▶ **PROBLEM TO SOLVE**: Copy each line of the records that contains the word "your".

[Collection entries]
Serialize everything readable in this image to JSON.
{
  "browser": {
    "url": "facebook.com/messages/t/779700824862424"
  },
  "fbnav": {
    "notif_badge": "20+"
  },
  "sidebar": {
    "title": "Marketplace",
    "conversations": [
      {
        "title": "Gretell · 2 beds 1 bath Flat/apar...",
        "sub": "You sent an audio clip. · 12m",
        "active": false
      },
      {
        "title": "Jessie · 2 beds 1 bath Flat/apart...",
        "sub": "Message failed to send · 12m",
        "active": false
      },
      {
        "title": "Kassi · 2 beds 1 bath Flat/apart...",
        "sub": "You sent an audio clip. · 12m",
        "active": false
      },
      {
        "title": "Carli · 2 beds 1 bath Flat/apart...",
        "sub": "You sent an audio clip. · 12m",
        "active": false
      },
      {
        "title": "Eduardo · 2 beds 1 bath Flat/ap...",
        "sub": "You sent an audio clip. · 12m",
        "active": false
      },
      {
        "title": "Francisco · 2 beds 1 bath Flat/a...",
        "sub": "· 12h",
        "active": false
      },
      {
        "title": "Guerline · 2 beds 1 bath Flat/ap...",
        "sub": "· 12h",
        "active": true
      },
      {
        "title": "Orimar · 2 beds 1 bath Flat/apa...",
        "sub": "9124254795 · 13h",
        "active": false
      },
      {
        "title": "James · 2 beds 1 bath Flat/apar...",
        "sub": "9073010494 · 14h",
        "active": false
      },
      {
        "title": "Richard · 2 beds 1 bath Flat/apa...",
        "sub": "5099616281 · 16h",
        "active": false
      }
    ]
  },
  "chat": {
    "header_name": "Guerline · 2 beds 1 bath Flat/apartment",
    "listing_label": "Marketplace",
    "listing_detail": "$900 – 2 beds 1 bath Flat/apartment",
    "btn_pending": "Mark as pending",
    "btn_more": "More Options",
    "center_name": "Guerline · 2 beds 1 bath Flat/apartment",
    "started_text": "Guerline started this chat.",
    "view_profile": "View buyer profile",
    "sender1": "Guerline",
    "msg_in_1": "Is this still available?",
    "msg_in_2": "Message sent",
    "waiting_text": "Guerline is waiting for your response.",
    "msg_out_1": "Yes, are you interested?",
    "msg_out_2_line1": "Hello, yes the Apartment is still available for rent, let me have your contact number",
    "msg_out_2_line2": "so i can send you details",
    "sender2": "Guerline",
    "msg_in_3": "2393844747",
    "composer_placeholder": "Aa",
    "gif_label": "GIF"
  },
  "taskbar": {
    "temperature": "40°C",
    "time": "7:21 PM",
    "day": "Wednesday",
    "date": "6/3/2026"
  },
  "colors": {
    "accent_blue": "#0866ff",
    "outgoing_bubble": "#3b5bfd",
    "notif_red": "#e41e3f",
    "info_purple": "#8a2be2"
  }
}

▶ **WRITTEN SOLUTION**:
    "waiting_text": "Guerline is waiting for your response.",
    "msg_out_2_line1": "Hello, yes the Apartment is still available for rent, let me have your contact number",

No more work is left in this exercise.